# Task input
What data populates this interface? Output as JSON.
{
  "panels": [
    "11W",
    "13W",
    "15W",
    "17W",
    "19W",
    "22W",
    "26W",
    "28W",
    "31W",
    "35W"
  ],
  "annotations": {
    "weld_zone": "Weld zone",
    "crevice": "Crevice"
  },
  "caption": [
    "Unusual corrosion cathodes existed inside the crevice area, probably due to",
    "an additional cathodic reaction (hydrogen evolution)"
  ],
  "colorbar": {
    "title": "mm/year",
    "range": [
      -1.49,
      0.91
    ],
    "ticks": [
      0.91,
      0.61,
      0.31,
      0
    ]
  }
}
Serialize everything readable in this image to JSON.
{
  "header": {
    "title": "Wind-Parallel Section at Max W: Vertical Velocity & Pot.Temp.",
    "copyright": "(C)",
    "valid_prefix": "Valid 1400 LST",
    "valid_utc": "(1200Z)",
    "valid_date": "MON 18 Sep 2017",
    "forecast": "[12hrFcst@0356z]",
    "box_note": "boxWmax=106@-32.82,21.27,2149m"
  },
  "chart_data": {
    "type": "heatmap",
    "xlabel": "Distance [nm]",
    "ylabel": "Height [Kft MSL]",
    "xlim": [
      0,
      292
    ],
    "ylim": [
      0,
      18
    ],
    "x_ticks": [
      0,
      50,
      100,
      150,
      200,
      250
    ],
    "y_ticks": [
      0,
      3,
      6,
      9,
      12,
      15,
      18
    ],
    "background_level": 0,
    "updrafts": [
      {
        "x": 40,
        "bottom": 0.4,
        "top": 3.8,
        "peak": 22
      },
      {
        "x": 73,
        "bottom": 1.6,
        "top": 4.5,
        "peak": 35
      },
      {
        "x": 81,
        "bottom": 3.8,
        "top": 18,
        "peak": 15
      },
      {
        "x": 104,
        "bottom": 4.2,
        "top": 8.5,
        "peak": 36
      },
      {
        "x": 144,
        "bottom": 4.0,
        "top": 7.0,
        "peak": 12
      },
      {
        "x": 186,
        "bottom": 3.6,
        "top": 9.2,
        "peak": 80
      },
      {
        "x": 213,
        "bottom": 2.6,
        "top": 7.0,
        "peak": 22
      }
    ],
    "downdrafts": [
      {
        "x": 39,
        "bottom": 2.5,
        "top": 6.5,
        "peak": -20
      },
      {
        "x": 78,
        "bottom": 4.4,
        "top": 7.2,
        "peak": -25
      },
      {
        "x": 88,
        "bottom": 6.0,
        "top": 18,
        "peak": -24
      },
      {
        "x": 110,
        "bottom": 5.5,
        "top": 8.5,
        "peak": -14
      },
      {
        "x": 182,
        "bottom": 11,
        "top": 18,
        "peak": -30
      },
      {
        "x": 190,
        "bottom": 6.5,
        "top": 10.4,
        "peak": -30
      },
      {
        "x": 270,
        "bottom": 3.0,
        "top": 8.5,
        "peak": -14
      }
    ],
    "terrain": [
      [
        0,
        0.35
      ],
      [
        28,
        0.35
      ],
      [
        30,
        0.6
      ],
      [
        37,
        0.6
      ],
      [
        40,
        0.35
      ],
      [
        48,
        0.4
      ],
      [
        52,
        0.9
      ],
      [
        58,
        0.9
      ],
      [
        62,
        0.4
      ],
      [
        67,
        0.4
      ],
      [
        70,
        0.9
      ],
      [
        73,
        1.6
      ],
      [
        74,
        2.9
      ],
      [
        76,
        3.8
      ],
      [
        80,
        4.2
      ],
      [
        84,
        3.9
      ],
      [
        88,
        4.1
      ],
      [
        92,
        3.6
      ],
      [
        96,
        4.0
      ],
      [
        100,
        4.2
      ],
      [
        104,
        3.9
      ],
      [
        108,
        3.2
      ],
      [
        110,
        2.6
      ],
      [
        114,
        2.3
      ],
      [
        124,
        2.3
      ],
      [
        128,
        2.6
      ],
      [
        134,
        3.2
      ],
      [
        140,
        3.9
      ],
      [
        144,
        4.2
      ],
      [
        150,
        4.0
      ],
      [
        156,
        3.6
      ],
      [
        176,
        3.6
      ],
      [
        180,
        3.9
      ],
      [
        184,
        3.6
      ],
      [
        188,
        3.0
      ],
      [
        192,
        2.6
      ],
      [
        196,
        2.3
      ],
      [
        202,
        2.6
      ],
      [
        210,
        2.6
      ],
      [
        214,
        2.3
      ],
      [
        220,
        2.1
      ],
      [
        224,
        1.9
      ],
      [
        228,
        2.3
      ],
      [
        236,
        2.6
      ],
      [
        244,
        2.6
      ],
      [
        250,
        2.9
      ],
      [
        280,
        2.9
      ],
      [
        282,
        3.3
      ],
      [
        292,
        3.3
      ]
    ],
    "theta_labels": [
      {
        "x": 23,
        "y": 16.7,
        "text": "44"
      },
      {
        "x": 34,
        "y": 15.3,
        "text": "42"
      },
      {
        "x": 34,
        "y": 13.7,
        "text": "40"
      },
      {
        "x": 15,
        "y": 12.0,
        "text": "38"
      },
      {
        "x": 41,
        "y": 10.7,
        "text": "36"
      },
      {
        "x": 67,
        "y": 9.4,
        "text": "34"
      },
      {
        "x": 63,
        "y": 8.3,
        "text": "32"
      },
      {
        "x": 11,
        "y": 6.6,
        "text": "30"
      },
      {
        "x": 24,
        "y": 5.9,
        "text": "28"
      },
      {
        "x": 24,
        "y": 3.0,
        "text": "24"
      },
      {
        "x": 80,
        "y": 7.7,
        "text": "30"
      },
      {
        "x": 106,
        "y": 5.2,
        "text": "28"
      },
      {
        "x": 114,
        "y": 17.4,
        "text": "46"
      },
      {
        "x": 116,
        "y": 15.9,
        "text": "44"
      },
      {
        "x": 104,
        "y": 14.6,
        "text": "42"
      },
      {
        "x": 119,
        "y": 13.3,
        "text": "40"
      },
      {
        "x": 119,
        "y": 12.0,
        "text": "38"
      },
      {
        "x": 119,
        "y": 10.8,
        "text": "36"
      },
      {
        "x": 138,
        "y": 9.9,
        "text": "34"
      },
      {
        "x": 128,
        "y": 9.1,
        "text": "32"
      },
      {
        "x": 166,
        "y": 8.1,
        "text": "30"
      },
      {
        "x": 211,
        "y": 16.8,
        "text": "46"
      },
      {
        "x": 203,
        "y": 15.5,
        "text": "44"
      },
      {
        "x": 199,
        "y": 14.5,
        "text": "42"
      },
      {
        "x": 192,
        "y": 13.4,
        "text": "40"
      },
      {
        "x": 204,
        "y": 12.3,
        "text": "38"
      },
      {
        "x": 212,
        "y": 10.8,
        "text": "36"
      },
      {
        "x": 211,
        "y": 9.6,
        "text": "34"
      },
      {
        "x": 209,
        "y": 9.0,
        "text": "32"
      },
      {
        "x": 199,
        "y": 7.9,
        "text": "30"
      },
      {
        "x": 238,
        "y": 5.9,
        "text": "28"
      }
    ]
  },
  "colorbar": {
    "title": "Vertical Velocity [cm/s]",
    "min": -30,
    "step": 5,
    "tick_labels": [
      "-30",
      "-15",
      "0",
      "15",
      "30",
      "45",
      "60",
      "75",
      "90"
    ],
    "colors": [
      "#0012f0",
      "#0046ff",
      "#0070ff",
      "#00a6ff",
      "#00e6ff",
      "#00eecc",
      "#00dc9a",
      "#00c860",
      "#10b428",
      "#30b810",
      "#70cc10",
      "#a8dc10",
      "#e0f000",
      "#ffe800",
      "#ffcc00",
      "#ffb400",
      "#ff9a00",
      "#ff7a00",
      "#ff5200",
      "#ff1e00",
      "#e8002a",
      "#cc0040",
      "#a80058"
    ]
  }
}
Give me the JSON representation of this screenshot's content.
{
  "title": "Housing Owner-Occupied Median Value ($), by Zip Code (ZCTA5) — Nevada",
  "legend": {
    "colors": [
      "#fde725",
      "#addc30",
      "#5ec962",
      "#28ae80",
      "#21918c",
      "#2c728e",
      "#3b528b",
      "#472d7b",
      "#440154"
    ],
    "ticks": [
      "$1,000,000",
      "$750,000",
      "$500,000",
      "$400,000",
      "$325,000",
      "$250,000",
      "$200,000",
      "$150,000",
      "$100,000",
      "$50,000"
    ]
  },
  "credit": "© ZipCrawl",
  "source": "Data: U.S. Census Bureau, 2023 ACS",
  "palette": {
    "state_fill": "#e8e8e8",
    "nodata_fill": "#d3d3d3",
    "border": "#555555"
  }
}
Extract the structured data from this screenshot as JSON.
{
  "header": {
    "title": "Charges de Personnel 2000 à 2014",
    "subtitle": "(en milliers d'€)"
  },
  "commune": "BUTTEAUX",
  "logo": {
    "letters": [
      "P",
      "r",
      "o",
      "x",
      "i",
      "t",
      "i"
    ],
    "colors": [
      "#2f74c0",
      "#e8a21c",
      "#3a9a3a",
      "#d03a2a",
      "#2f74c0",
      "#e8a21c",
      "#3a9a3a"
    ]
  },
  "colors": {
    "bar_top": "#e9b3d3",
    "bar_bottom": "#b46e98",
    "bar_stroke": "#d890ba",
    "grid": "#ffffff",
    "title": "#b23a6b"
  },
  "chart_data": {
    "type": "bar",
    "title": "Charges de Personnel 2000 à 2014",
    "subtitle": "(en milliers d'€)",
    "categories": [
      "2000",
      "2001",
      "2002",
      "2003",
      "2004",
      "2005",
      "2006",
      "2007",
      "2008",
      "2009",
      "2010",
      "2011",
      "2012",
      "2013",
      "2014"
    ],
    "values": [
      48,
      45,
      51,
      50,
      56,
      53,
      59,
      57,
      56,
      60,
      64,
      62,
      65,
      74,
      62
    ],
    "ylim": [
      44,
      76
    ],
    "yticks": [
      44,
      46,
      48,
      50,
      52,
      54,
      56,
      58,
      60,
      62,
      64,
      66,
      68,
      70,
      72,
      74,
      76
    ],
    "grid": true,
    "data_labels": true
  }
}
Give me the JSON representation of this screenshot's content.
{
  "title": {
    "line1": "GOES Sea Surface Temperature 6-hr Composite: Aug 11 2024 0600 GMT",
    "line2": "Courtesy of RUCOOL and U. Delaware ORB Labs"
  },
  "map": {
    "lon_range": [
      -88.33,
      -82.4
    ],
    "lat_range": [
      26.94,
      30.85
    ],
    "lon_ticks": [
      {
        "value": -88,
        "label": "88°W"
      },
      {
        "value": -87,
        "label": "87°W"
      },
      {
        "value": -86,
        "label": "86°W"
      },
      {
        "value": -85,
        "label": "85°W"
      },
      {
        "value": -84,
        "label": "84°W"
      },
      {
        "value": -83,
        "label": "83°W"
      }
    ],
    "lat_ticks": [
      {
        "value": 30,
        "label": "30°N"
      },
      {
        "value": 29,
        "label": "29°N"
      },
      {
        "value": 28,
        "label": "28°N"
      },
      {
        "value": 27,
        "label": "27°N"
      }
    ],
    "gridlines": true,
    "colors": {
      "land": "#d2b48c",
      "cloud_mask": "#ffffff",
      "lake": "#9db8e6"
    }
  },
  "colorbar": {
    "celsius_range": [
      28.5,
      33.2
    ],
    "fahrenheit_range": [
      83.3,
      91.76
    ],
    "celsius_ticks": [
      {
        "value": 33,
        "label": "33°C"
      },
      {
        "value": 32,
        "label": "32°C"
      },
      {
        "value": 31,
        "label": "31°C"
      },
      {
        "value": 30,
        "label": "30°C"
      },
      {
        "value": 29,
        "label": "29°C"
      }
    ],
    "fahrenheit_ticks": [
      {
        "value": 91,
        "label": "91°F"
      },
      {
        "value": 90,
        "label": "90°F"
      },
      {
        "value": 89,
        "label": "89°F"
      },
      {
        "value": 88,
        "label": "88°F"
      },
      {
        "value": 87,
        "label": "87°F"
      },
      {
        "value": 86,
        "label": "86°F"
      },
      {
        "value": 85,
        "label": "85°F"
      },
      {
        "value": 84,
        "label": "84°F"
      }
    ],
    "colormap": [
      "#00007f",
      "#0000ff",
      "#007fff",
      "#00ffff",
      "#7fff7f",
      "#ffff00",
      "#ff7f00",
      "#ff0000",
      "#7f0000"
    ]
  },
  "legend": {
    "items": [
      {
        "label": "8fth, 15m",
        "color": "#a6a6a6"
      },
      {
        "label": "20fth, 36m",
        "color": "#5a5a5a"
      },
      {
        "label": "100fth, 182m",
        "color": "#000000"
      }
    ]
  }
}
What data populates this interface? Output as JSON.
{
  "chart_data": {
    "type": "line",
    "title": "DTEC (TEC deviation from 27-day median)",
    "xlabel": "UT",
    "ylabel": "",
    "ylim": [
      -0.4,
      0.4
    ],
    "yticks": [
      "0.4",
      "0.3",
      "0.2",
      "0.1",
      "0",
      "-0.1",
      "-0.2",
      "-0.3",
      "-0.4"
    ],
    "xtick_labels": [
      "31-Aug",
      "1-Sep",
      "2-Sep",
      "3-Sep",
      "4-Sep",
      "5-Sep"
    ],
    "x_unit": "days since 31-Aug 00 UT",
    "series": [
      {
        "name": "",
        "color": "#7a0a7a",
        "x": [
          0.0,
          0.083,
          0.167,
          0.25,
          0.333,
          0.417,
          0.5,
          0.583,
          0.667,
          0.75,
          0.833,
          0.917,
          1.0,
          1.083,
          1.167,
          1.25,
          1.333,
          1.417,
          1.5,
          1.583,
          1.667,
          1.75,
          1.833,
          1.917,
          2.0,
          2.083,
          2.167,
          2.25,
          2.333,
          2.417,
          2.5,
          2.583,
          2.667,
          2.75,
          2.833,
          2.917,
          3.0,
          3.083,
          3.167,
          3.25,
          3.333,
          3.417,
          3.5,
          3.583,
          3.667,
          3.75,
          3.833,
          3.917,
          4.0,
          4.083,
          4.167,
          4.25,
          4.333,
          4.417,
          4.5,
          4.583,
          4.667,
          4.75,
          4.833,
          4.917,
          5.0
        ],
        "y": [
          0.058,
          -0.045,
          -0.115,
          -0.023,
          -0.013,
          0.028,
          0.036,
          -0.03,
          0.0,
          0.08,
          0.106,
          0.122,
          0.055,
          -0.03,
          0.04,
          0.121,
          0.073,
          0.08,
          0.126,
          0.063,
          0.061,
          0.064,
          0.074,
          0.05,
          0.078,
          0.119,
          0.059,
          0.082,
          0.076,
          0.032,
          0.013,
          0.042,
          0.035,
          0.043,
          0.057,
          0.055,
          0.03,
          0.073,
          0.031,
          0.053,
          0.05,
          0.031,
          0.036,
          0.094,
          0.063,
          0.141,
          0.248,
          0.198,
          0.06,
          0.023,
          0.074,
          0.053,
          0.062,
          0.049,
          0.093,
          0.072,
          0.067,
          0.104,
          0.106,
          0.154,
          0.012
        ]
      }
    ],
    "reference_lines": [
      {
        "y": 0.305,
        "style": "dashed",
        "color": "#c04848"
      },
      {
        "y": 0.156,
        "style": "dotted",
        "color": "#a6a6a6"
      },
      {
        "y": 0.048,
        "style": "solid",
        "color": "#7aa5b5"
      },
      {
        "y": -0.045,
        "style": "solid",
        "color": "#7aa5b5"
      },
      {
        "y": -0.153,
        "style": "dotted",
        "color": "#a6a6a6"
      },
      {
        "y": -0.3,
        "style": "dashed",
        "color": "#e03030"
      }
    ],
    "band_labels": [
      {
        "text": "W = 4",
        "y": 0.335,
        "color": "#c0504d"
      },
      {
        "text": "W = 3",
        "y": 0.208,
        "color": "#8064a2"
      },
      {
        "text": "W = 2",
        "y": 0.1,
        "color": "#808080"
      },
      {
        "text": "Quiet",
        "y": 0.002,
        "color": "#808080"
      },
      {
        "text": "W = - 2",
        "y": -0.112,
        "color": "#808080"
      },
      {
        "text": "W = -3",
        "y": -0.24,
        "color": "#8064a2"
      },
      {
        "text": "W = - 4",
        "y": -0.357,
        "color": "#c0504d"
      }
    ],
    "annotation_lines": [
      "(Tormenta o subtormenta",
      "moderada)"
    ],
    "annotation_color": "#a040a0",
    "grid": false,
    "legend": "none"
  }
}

# Given task
Look through the records and gather every line containing "milliers".

# Task output
    "subtitle": "(en milliers d'€)"
    "subtitle": "(en milliers d'€)",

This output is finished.